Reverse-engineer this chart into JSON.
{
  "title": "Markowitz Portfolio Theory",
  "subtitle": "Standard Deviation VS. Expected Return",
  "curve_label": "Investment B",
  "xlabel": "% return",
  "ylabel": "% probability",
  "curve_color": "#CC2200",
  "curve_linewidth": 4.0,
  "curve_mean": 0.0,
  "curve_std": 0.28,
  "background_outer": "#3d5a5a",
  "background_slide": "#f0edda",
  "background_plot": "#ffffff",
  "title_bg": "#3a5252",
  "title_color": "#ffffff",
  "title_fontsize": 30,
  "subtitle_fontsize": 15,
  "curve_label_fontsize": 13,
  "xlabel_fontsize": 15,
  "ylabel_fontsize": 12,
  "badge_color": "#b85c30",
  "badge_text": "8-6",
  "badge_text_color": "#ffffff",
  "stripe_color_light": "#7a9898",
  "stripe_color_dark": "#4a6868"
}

Task details:
The records above must be repeated exactly, every one of them.

Solution to the problem:
Reverse-engineer this chart into JSON.
{
  "title": "Markowitz Portfolio Theory",
  "subtitle": "Standard Deviation VS. Expected Return",
  "curve_label": "Investment B",
  "xlabel": "% return",
  "ylabel": "% probability",
  "curve_color": "#CC2200",
  "curve_linewidth": 4.0,
  "curve_mean": 0.0,
  "curve_std": 0.28,
  "background_outer": "#3d5a5a",
  "background_slide": "#f0edda",
  "background_plot": "#ffffff",
  "title_bg": "#3a5252",
  "title_color": "#ffffff",
  "title_fontsize": 30,
  "subtitle_fontsize": 15,
  "curve_label_fontsize": 13,
  "xlabel_fontsize": 15,
  "ylabel_fontsize": 12,
  "badge_color": "#b85c30",
  "badge_text": "8-6",
  "badge_text_color": "#ffffff",
  "stripe_color_light": "#7a9898",
  "stripe_color_dark": "#4a6868"
}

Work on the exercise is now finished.